Short task
Lines containing the word "temp" are the ones to copy from the records below.

Available data
** Start **

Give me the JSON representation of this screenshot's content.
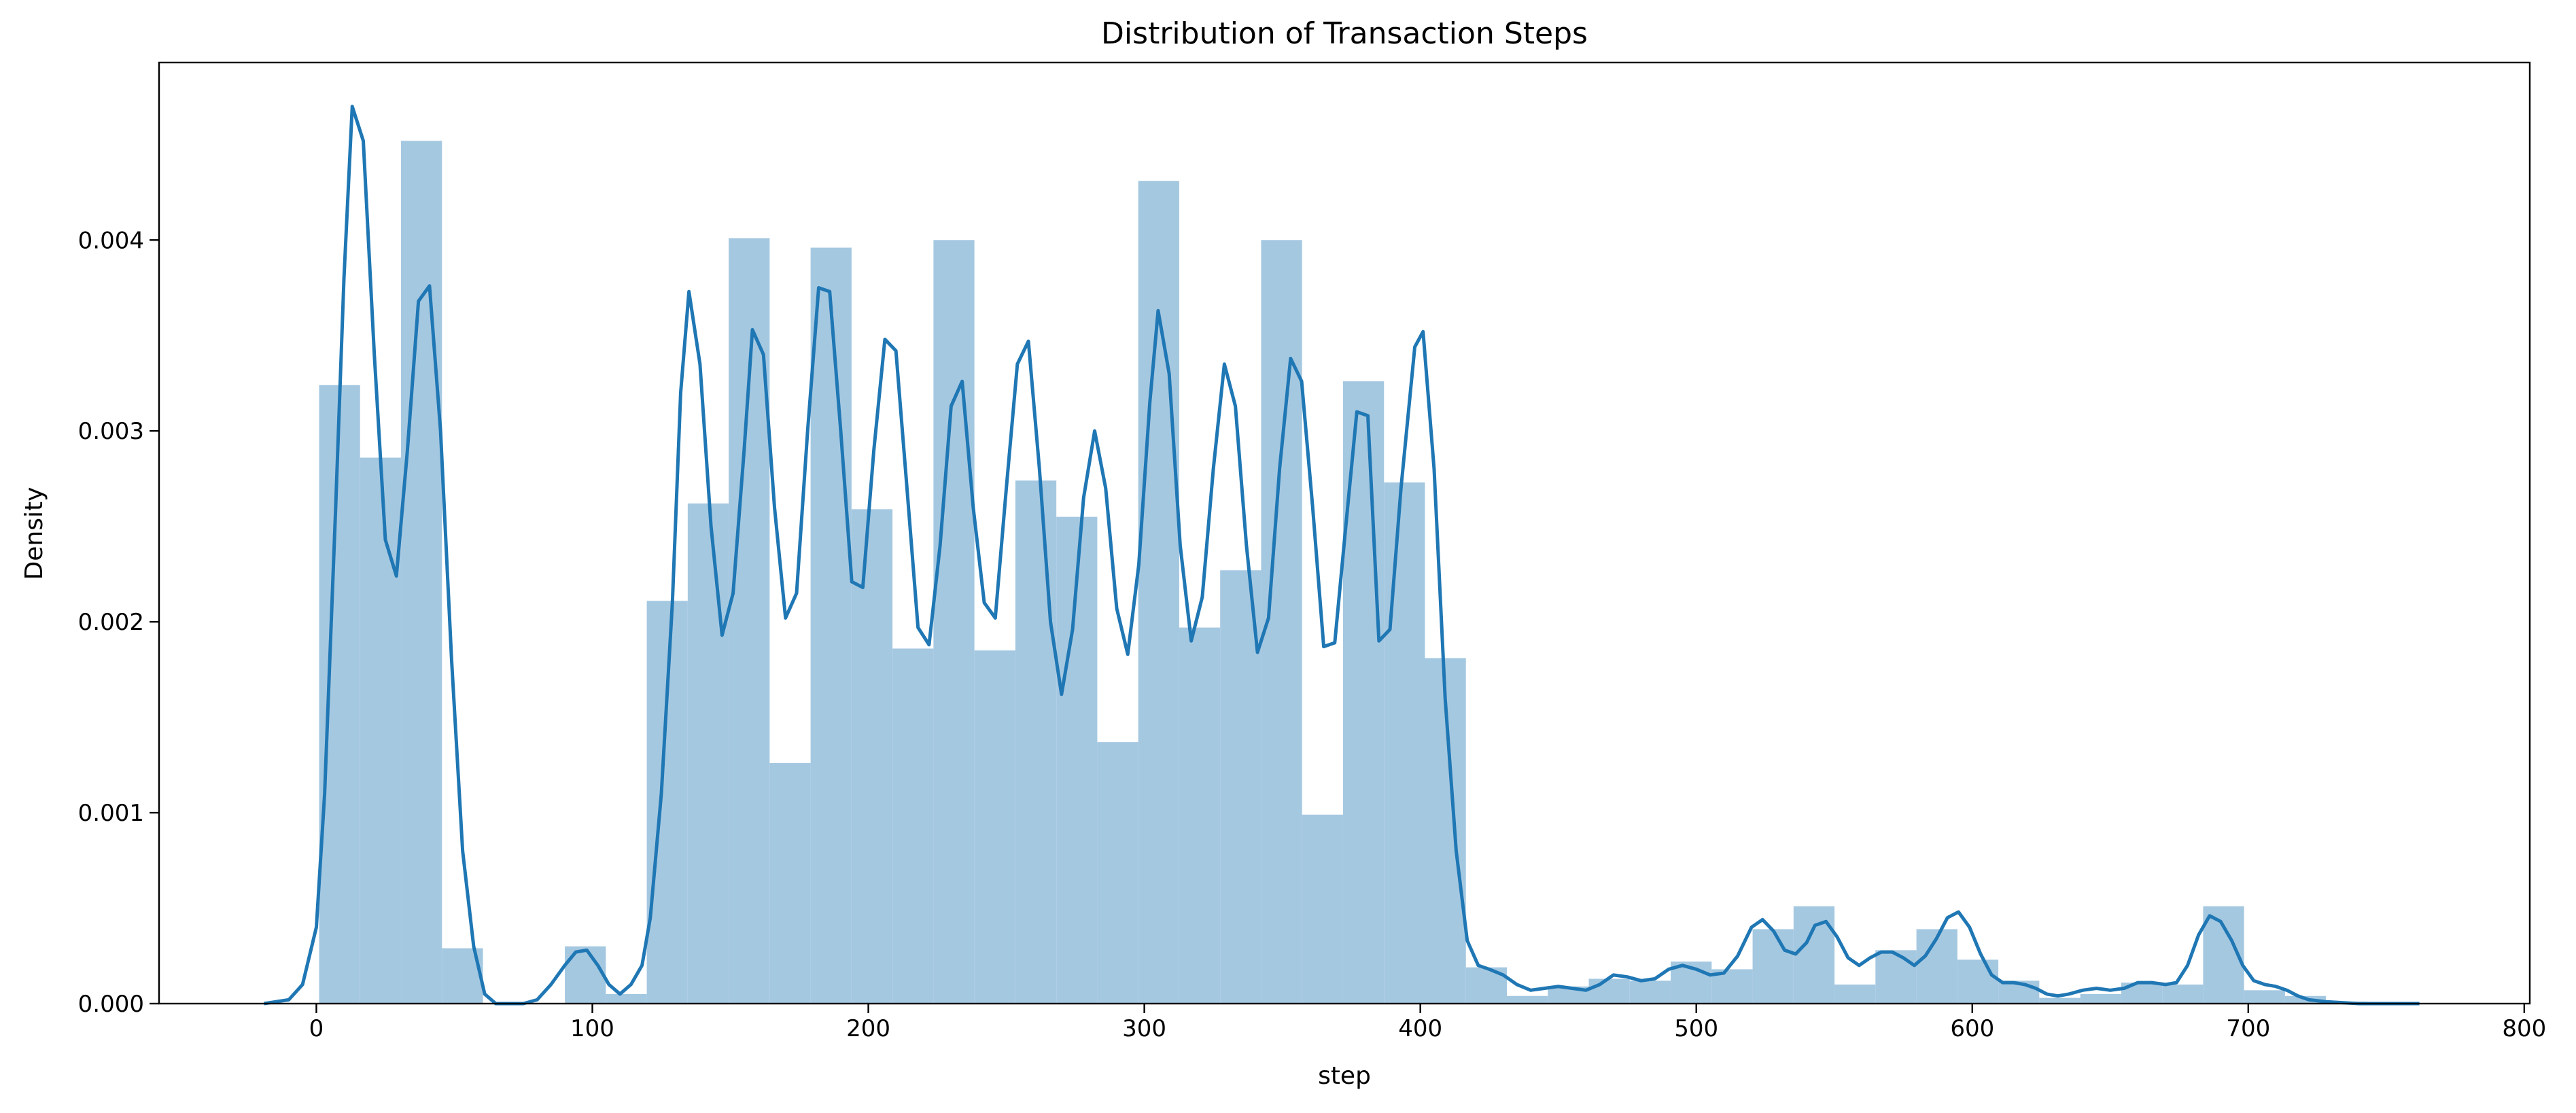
{
  "chart_data": {
    "type": "histogram",
    "title": "Distribution of Transaction Steps",
    "xlabel": "step",
    "ylabel": "Density",
    "xlim": [
      -57,
      802
    ],
    "ylim": [
      0,
      0.00493
    ],
    "xticks": [
      0,
      100,
      200,
      300,
      400,
      500,
      600,
      700,
      800
    ],
    "yticks": [
      {
        "value": 0,
        "label": "0.000"
      },
      {
        "value": 0.001,
        "label": "0.001"
      },
      {
        "value": 0.002,
        "label": "0.002"
      },
      {
        "value": 0.003,
        "label": "0.003"
      },
      {
        "value": 0.004,
        "label": "0.004"
      }
    ],
    "color": "#a5c8e1",
    "bins": [
      1,
      15.84,
      30.68,
      45.52,
      60.36,
      75.2,
      90.04,
      104.88,
      119.72,
      134.56,
      149.4,
      164.24,
      179.08,
      193.92,
      208.76,
      223.6,
      238.44,
      253.28,
      268.12,
      282.96,
      297.8,
      312.64,
      327.48,
      342.32,
      357.16,
      372,
      386.84,
      401.68,
      416.52,
      431.36,
      446.2,
      461.04,
      475.88,
      490.72,
      505.56,
      520.4,
      535.24,
      550.08,
      564.92,
      579.76,
      594.6,
      609.44,
      624.28,
      639.12,
      653.96,
      668.8,
      683.64,
      698.48,
      713.32,
      728.16,
      743
    ],
    "values": [
      0.00324,
      0.00286,
      0.00452,
      0.00029,
      0,
      0,
      0.0003,
      5e-05,
      0.00211,
      0.00262,
      0.00401,
      0.00126,
      0.00396,
      0.00259,
      0.00186,
      0.004,
      0.00185,
      0.00274,
      0.00255,
      0.00137,
      0.00431,
      0.00197,
      0.00227,
      0.004,
      0.00099,
      0.00326,
      0.00273,
      0.00181,
      0.00019,
      4e-05,
      9e-05,
      0.00013,
      0.00012,
      0.00022,
      0.00018,
      0.00039,
      0.00051,
      0.0001,
      0.00028,
      0.00039,
      0.00023,
      0.00012,
      3e-05,
      5e-05,
      0.00011,
      0.0001,
      0.00051,
      7e-05,
      4e-05,
      1e-05
    ],
    "kde": {
      "type": "line",
      "color": "#1f77b4",
      "x": [
        -19,
        -10,
        -5,
        0,
        3,
        7,
        10,
        13,
        17,
        21,
        25,
        29,
        33,
        37,
        41,
        45,
        49,
        53,
        57,
        61,
        65,
        75,
        80,
        85,
        90,
        94,
        98,
        102,
        106,
        110,
        114,
        118,
        121,
        125,
        129,
        132,
        135,
        139,
        143,
        147,
        151,
        155,
        158,
        162,
        166,
        170,
        174,
        178,
        182,
        186,
        190,
        194,
        198,
        202,
        206,
        210,
        214,
        218,
        222,
        226,
        230,
        234,
        238,
        242,
        246,
        250,
        254,
        258,
        262,
        266,
        270,
        274,
        278,
        282,
        286,
        290,
        294,
        298,
        302,
        305,
        309,
        313,
        317,
        321,
        325,
        329,
        333,
        337,
        341,
        345,
        349,
        353,
        357,
        361,
        365,
        369,
        373,
        377,
        381,
        385,
        389,
        393,
        398,
        401,
        405,
        409,
        413,
        417,
        421,
        425,
        430,
        435,
        440,
        445,
        450,
        455,
        460,
        465,
        470,
        475,
        480,
        485,
        490,
        495,
        500,
        505,
        510,
        515,
        520,
        524,
        528,
        532,
        536,
        540,
        543,
        547,
        551,
        555,
        559,
        563,
        567,
        571,
        575,
        579,
        583,
        587,
        591,
        595,
        599,
        603,
        607,
        611,
        615,
        619,
        623,
        627,
        631,
        635,
        640,
        645,
        650,
        655,
        660,
        665,
        670,
        674,
        678,
        682,
        686,
        690,
        694,
        698,
        702,
        706,
        710,
        714,
        718,
        722,
        728,
        740,
        762
      ],
      "values": [
        0,
        2e-05,
        0.0001,
        0.0004,
        0.0011,
        0.0026,
        0.0038,
        0.0047,
        0.00452,
        0.0034,
        0.00243,
        0.00224,
        0.0029,
        0.00368,
        0.00376,
        0.003,
        0.0018,
        0.0008,
        0.0003,
        5e-05,
        0,
        0,
        2e-05,
        0.0001,
        0.0002,
        0.00027,
        0.00028,
        0.0002,
        0.0001,
        5e-05,
        0.0001,
        0.0002,
        0.00045,
        0.0011,
        0.0021,
        0.0032,
        0.00373,
        0.00335,
        0.0025,
        0.00193,
        0.00215,
        0.0029,
        0.00353,
        0.0034,
        0.0026,
        0.00202,
        0.00215,
        0.003,
        0.00375,
        0.00373,
        0.003,
        0.00221,
        0.00218,
        0.0029,
        0.00348,
        0.00342,
        0.0027,
        0.00197,
        0.00188,
        0.0024,
        0.00313,
        0.00326,
        0.0026,
        0.0021,
        0.00202,
        0.0027,
        0.00335,
        0.00347,
        0.0028,
        0.002,
        0.00162,
        0.00196,
        0.00265,
        0.003,
        0.0027,
        0.00207,
        0.00183,
        0.0023,
        0.00315,
        0.00363,
        0.0033,
        0.0024,
        0.0019,
        0.00213,
        0.0028,
        0.00335,
        0.00313,
        0.0024,
        0.00184,
        0.00202,
        0.0028,
        0.00338,
        0.00326,
        0.0026,
        0.00187,
        0.00189,
        0.0025,
        0.0031,
        0.00308,
        0.0019,
        0.00196,
        0.0027,
        0.00344,
        0.00352,
        0.0028,
        0.0016,
        0.0008,
        0.00033,
        0.0002,
        0.00018,
        0.00015,
        0.0001,
        7e-05,
        8e-05,
        9e-05,
        8e-05,
        7e-05,
        0.0001,
        0.00015,
        0.00014,
        0.00012,
        0.00013,
        0.00018,
        0.0002,
        0.00018,
        0.00015,
        0.00016,
        0.00025,
        0.0004,
        0.00044,
        0.00038,
        0.00028,
        0.00026,
        0.00032,
        0.00041,
        0.00043,
        0.00035,
        0.00024,
        0.0002,
        0.00024,
        0.00027,
        0.00027,
        0.00024,
        0.0002,
        0.00025,
        0.00034,
        0.00045,
        0.00048,
        0.0004,
        0.00026,
        0.00015,
        0.00011,
        0.00011,
        0.0001,
        8e-05,
        5e-05,
        4e-05,
        5e-05,
        7e-05,
        8e-05,
        7e-05,
        8e-05,
        0.00011,
        0.00011,
        0.0001,
        0.00011,
        0.0002,
        0.00036,
        0.00046,
        0.00043,
        0.00033,
        0.0002,
        0.00012,
        0.0001,
        9e-05,
        7e-05,
        4e-05,
        2e-05,
        1e-05,
        0,
        0
      ]
    }
  }
}
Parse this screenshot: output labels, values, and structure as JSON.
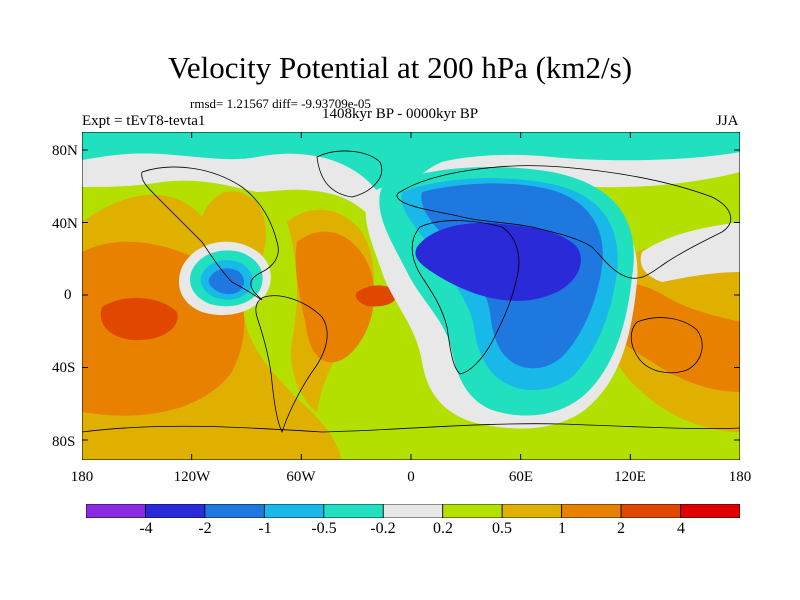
{
  "title": "Velocity Potential at 200 hPa (km2/s)",
  "stats": "rmsd= 1.21567 diff= -9.93709e-05",
  "period": "1408kyr BP - 0000kyr BP",
  "experiment": "Expt = tEvT8-tevta1",
  "season": "JJA",
  "lat_labels": [
    "80N",
    "40N",
    "0",
    "40S",
    "80S"
  ],
  "lon_labels": [
    "180",
    "120W",
    "60W",
    "0",
    "60E",
    "120E",
    "180"
  ],
  "colorbar": {
    "colors": [
      "#8a2be2",
      "#2a2ad8",
      "#1f78e0",
      "#18b8e8",
      "#20e0c0",
      "#e8e8e8",
      "#b4e000",
      "#e0b000",
      "#e88000",
      "#e04800",
      "#e00000"
    ],
    "labels": [
      "-4",
      "-2",
      "-1",
      "-0.5",
      "-0.2",
      "0.2",
      "0.5",
      "1",
      "2",
      "4"
    ]
  },
  "field_colors": {
    "background": "#b4e000",
    "neutral": "#e8e8e8",
    "neg_weak": "#20e0c0",
    "neg_mid": "#18b8e8",
    "neg_strong": "#1f78e0",
    "neg_max": "#2a2ad8",
    "pos_weak": "#e0b000",
    "pos_mid": "#e88000",
    "pos_max": "#e04800"
  }
}
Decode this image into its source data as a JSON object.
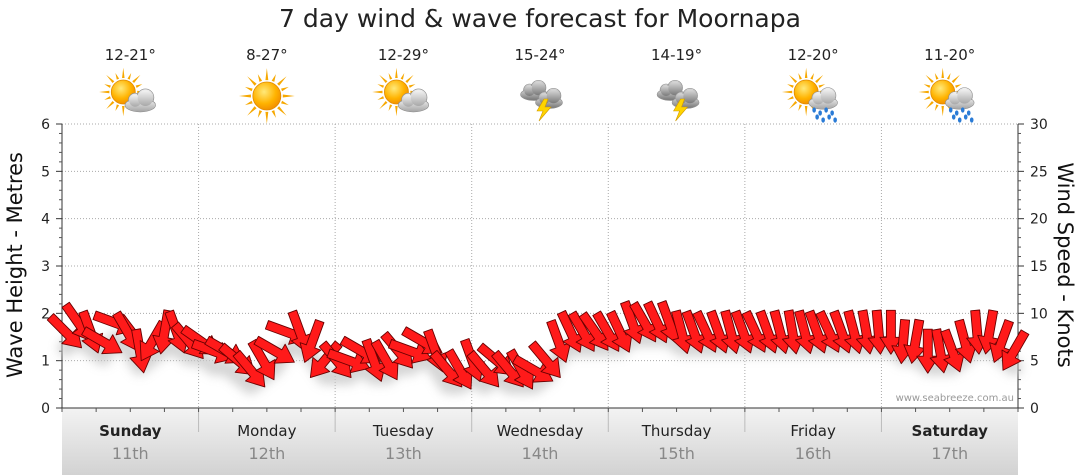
{
  "chart_data": {
    "type": "line",
    "title": "7 day wind & wave forecast for Moornapa",
    "ylabel_left": "Wave Height - Metres",
    "ylabel_right": "Wind Speed - Knots",
    "ylim_left": [
      0,
      6
    ],
    "ylim_right": [
      0,
      30
    ],
    "yticks_left": [
      "0",
      "1",
      "2",
      "3",
      "4",
      "5",
      "6"
    ],
    "yticks_right": [
      "0",
      "5",
      "10",
      "15",
      "20",
      "25",
      "30"
    ],
    "grid": true,
    "days": [
      {
        "name": "Sunday",
        "date": "11th",
        "temp": "12-21°",
        "icon": "partly-cloudy-icon",
        "bold": true
      },
      {
        "name": "Monday",
        "date": "12th",
        "temp": "8-27°",
        "icon": "sunny-icon",
        "bold": false
      },
      {
        "name": "Tuesday",
        "date": "13th",
        "temp": "12-29°",
        "icon": "partly-cloudy-icon",
        "bold": false
      },
      {
        "name": "Wednesday",
        "date": "14th",
        "temp": "15-24°",
        "icon": "thunderstorm-icon",
        "bold": false
      },
      {
        "name": "Thursday",
        "date": "15th",
        "temp": "14-19°",
        "icon": "thunderstorm-icon",
        "bold": false
      },
      {
        "name": "Friday",
        "date": "16th",
        "temp": "12-20°",
        "icon": "partly-cloudy-rain-icon",
        "bold": false
      },
      {
        "name": "Saturday",
        "date": "17th",
        "temp": "11-20°",
        "icon": "partly-cloudy-rain-icon",
        "bold": true
      }
    ],
    "series": [
      {
        "values": [
          8,
          9,
          8,
          7,
          9,
          8,
          6,
          7,
          8,
          8,
          7,
          7,
          6,
          6,
          5,
          4,
          5,
          6,
          8,
          8,
          7,
          5,
          5,
          5,
          6,
          5,
          5,
          6,
          6,
          7,
          6,
          4,
          4,
          5,
          4,
          5,
          4,
          4,
          4,
          5,
          7,
          8,
          8,
          8,
          8,
          8,
          9,
          9,
          9,
          9,
          8,
          8,
          8,
          8,
          8,
          8,
          8,
          8,
          8,
          8,
          8,
          8,
          8,
          8,
          8,
          8,
          8,
          8,
          7,
          7,
          6,
          6,
          6,
          7,
          8,
          8,
          7,
          6
        ],
        "directions": [
          225,
          235,
          250,
          210,
          200,
          240,
          260,
          300,
          280,
          250,
          230,
          215,
          200,
          210,
          220,
          230,
          240,
          210,
          200,
          250,
          290,
          310,
          230,
          200,
          210,
          250,
          240,
          230,
          200,
          210,
          250,
          230,
          240,
          250,
          230,
          220,
          230,
          240,
          210,
          230,
          250,
          245,
          240,
          235,
          240,
          245,
          250,
          240,
          245,
          250,
          255,
          250,
          245,
          250,
          255,
          250,
          245,
          250,
          255,
          260,
          255,
          250,
          245,
          250,
          255,
          260,
          265,
          270,
          275,
          280,
          270,
          260,
          250,
          255,
          265,
          280,
          290,
          300
        ]
      }
    ]
  },
  "watermark": "www.seabreeze.com.au"
}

** End **

Answer
        "temp": "12-21°",
        "temp": "8-27°",
        "temp": "12-29°",
        "temp": "15-24°",
        "temp": "14-19°",
        "temp": "12-20°",
        "temp": "11-20°",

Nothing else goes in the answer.